_Brief_
Set down each record exactly as written.
──────── Data to process
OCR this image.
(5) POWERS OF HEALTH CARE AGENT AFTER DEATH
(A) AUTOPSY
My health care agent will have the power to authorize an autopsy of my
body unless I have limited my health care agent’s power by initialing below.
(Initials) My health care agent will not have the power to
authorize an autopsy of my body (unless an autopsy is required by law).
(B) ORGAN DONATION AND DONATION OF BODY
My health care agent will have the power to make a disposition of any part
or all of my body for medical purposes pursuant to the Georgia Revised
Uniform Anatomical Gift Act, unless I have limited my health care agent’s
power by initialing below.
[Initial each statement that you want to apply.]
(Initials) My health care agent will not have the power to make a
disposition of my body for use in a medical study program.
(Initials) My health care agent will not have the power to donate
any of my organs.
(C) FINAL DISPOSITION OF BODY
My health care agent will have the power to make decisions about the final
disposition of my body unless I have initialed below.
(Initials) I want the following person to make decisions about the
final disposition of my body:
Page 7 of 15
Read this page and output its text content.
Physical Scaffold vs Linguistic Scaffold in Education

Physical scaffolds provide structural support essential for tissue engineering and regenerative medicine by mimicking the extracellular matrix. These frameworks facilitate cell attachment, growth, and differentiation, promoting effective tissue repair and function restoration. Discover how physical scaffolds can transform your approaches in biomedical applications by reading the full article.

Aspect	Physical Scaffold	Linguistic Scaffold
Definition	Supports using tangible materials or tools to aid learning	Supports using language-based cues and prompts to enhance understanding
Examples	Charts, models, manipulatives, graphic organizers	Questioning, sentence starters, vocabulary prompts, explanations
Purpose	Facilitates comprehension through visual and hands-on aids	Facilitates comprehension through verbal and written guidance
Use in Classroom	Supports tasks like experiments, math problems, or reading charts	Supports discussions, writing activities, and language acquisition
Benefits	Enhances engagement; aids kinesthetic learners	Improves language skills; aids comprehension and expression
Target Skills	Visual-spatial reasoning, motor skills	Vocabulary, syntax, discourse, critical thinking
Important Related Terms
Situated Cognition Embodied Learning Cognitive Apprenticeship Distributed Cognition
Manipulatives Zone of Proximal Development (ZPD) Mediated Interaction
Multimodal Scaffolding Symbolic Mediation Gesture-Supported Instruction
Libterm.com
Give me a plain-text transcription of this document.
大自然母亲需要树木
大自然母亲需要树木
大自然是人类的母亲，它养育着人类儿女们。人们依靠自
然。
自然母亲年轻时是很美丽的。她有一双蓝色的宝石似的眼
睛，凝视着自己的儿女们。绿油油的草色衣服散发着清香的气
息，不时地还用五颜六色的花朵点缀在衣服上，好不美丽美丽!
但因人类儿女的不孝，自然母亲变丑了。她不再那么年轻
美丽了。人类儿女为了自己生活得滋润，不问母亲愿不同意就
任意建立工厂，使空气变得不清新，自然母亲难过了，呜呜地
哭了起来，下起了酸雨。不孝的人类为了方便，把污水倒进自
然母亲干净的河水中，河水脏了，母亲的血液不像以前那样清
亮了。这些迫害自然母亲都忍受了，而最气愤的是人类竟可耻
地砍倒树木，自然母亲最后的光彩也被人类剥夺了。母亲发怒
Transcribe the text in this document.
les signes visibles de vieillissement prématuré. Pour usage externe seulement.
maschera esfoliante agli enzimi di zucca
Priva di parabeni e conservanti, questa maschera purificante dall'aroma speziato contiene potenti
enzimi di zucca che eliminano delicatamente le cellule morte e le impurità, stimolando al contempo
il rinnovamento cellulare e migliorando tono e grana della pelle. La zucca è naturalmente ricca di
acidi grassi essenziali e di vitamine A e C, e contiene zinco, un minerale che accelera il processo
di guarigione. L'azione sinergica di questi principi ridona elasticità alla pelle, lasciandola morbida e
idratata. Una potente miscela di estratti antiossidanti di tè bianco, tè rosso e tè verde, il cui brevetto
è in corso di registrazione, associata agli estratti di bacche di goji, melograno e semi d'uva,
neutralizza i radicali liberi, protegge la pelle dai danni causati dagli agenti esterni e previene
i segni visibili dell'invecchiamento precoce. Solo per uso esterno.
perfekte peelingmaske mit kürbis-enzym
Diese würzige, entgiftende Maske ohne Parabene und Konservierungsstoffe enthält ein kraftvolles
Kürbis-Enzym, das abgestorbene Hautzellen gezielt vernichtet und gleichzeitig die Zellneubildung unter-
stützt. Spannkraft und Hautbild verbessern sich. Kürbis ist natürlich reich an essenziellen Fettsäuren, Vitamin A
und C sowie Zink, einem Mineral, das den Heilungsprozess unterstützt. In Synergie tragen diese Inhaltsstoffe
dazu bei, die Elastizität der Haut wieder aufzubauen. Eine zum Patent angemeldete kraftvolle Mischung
────────────────
_Written response_
OCR this image.
(5) POWERS OF HEALTH CARE AGENT AFTER DEATH
(A) AUTOPSY
My health care agent will have the power to authorize an autopsy of my
body unless I have limited my health care agent’s power by initialing below.
(Initials) My health care agent will not have the power to
authorize an autopsy of my body (unless an autopsy is required by law).
(B) ORGAN DONATION AND DONATION OF BODY
My health care agent will have the power to make a disposition of any part
or all of my body for medical purposes pursuant to the Georgia Revised
Uniform Anatomical Gift Act, unless I have limited my health care agent’s
power by initialing below.
[Initial each statement that you want to apply.]
(Initials) My health care agent will not have the power to make a
disposition of my body for use in a medical study program.
(Initials) My health care agent will not have the power to donate
any of my organs.
(C) FINAL DISPOSITION OF BODY
My health care agent will have the power to make decisions about the final
disposition of my body unless I have initialed below.
(Initials) I want the following person to make decisions about the
final disposition of my body:
Page 7 of 15
Read this page and output its text content.
Physical Scaffold vs Linguistic Scaffold in Education

Physical scaffolds provide structural support essential for tissue engineering and regenerative medicine by mimicking the extracellular matrix. These frameworks facilitate cell attachment, growth, and differentiation, promoting effective tissue repair and function restoration. Discover how physical scaffolds can transform your approaches in biomedical applications by reading the full article.

Aspect	Physical Scaffold	Linguistic Scaffold
Definition	Supports using tangible materials or tools to aid learning	Supports using language-based cues and prompts to enhance understanding
Examples	Charts, models, manipulatives, graphic organizers	Questioning, sentence starters, vocabulary prompts, explanations
Purpose	Facilitates comprehension through visual and hands-on aids	Facilitates comprehension through verbal and written guidance
Use in Classroom	Supports tasks like experiments, math problems, or reading charts	Supports discussions, writing activities, and language acquisition
Benefits	Enhances engagement; aids kinesthetic learners	Improves language skills; aids comprehension and expression
Target Skills	Visual-spatial reasoning, motor skills	Vocabulary, syntax, discourse, critical thinking
Important Related Terms
Situated Cognition Embodied Learning Cognitive Apprenticeship Distributed Cognition
Manipulatives Zone of Proximal Development (ZPD) Mediated Interaction
Multimodal Scaffolding Symbolic Mediation Gesture-Supported Instruction
Libterm.com
Give me a plain-text transcription of this document.
大自然母亲需要树木
大自然母亲需要树木
大自然是人类的母亲，它养育着人类儿女们。人们依靠自
然。
自然母亲年轻时是很美丽的。她有一双蓝色的宝石似的眼
睛，凝视着自己的儿女们。绿油油的草色衣服散发着清香的气
息，不时地还用五颜六色的花朵点缀在衣服上，好不美丽美丽!
但因人类儿女的不孝，自然母亲变丑了。她不再那么年轻
美丽了。人类儿女为了自己生活得滋润，不问母亲愿不同意就
任意建立工厂，使空气变得不清新，自然母亲难过了，呜呜地
哭了起来，下起了酸雨。不孝的人类为了方便，把污水倒进自
然母亲干净的河水中，河水脏了，母亲的血液不像以前那样清
亮了。这些迫害自然母亲都忍受了，而最气愤的是人类竟可耻
地砍倒树木，自然母亲最后的光彩也被人类剥夺了。母亲发怒
Transcribe the text in this document.
les signes visibles de vieillissement prématuré. Pour usage externe seulement.
maschera esfoliante agli enzimi di zucca
Priva di parabeni e conservanti, questa maschera purificante dall'aroma speziato contiene potenti
enzimi di zucca che eliminano delicatamente le cellule morte e le impurità, stimolando al contempo
il rinnovamento cellulare e migliorando tono e grana della pelle. La zucca è naturalmente ricca di
acidi grassi essenziali e di vitamine A e C, e contiene zinco, un minerale che accelera il processo
di guarigione. L'azione sinergica di questi principi ridona elasticità alla pelle, lasciandola morbida e
idratata. Una potente miscela di estratti antiossidanti di tè bianco, tè rosso e tè verde, il cui brevetto
è in corso di registrazione, associata agli estratti di bacche di goji, melograno e semi d'uva,
neutralizza i radicali liberi, protegge la pelle dai danni causati dagli agenti esterni e previene
i segni visibili dell'invecchiamento precoce. Solo per uso esterno.
perfekte peelingmaske mit kürbis-enzym
Diese würzige, entgiftende Maske ohne Parabene und Konservierungsstoffe enthält ein kraftvolles
Kürbis-Enzym, das abgestorbene Hautzellen gezielt vernichtet und gleichzeitig die Zellneubildung unter-
stützt. Spannkraft und Hautbild verbessern sich. Kürbis ist natürlich reich an essenziellen Fettsäuren, Vitamin A
und C sowie Zink, einem Mineral, das den Heilungsprozess unterstützt. In Synergie tragen diese Inhaltsstoffe
dazu bei, die Elastizität der Haut wieder aufzubauen. Eine zum Patent angemeldete kraftvolle Mischung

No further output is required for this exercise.